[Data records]
>> start

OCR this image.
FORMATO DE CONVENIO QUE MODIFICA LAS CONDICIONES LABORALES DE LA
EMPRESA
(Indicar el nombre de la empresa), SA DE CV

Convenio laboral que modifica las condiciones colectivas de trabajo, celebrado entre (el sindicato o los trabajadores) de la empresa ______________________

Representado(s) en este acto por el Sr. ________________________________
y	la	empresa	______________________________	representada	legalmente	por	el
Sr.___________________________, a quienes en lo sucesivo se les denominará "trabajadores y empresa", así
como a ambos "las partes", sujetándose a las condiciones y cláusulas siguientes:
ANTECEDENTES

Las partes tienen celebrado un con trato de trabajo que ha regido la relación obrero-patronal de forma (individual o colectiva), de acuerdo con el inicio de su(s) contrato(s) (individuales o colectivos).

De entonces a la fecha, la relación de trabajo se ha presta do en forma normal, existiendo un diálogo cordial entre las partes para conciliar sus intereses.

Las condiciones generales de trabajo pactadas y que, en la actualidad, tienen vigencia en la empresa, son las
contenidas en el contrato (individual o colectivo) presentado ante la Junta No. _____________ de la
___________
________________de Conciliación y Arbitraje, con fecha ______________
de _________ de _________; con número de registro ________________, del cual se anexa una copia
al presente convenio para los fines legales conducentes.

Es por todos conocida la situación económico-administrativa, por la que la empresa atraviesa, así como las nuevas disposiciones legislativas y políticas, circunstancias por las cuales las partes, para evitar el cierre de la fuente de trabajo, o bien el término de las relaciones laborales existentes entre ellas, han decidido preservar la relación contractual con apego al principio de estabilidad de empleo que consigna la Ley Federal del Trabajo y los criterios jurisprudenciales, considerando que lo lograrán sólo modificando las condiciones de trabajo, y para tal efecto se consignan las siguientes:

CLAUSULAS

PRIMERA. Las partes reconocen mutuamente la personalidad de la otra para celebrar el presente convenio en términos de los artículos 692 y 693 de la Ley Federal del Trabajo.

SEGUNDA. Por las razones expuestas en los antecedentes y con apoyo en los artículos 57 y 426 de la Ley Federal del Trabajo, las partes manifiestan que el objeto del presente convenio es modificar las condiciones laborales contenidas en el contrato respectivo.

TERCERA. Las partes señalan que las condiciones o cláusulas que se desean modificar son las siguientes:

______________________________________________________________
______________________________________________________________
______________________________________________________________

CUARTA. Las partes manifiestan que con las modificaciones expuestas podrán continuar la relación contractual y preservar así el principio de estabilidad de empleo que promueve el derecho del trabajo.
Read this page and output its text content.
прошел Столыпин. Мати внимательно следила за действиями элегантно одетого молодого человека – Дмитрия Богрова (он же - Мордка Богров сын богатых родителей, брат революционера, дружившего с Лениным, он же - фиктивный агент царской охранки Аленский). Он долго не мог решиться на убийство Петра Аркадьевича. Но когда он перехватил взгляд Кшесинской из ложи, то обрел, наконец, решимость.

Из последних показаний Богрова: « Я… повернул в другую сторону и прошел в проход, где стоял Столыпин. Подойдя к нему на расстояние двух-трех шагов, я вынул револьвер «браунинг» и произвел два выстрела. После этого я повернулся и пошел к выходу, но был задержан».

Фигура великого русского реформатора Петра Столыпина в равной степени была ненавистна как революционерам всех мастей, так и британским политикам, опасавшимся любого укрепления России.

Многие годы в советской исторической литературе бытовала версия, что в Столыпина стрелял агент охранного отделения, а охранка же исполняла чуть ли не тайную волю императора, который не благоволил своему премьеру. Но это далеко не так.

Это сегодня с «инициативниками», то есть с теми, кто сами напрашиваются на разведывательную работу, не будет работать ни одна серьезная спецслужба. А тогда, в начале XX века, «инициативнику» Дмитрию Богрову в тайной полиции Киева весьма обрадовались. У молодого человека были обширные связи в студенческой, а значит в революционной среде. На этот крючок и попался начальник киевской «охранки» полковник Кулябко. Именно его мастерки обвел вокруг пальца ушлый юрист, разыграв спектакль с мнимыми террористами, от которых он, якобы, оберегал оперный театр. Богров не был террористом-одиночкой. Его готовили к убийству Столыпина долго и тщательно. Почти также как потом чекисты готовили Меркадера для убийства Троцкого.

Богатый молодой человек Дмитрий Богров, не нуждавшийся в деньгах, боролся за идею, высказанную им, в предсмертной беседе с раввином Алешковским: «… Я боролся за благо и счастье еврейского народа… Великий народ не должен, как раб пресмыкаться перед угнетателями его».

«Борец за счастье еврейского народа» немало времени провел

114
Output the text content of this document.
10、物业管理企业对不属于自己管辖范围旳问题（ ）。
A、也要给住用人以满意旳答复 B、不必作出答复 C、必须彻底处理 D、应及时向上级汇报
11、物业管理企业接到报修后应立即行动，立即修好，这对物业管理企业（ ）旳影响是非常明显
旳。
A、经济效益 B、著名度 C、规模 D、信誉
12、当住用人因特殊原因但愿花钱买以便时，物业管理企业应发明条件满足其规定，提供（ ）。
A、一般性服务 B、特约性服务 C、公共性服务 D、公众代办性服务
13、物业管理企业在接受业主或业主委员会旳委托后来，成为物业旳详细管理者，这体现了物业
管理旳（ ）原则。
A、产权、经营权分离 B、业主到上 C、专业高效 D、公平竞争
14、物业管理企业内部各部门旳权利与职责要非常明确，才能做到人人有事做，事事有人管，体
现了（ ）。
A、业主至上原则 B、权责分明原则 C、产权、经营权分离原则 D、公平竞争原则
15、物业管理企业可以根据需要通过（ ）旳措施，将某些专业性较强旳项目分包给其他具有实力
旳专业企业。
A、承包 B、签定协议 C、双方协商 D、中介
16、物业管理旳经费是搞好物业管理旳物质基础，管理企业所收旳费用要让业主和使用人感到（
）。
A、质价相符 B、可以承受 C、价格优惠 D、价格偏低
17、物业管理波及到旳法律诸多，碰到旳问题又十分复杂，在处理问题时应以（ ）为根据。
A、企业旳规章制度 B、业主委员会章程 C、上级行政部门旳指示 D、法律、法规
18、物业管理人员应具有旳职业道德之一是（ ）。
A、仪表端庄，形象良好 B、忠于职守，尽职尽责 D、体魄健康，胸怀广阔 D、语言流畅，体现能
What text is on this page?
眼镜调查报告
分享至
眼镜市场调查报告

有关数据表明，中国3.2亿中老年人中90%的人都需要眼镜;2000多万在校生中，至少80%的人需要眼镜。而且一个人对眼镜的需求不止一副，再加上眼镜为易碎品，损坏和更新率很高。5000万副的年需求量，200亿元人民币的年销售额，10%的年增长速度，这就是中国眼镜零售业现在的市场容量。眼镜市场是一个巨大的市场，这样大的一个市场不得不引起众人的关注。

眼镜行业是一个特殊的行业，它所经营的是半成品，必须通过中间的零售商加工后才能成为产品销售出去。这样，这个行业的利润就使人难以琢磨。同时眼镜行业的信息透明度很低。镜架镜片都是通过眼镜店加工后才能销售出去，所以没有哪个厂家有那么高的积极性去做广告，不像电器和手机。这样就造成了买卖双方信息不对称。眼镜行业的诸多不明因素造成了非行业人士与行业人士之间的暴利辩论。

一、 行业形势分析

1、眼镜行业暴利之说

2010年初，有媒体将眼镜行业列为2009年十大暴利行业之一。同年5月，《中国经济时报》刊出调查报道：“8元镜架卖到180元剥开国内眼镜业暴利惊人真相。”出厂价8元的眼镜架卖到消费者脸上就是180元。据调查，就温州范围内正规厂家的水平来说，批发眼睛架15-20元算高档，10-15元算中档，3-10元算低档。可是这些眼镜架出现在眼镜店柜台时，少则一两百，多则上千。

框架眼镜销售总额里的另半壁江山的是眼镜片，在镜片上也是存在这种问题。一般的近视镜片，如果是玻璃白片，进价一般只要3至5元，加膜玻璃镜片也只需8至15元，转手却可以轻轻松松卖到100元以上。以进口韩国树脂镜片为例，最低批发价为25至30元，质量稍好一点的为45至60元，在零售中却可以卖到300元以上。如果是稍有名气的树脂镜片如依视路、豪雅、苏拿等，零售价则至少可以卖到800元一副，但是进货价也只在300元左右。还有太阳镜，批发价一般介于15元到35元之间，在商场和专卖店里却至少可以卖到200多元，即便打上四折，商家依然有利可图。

>> end

[REQUIREMENT]
Pick out every line holding the string "modificar" and return it.

[SOLUTION TO THIS PROBLEM]
SEGUNDA. Por las razones expuestas en los antecedentes y con apoyo en los artículos 57 y 426 de la Ley Federal del Trabajo, las partes manifiestan que el objeto del presente convenio es modificar las condiciones laborales contenidas en el contrato respectivo.
TERCERA. Las partes señalan que las condiciones o cláusulas que se desean modificar son las siguientes:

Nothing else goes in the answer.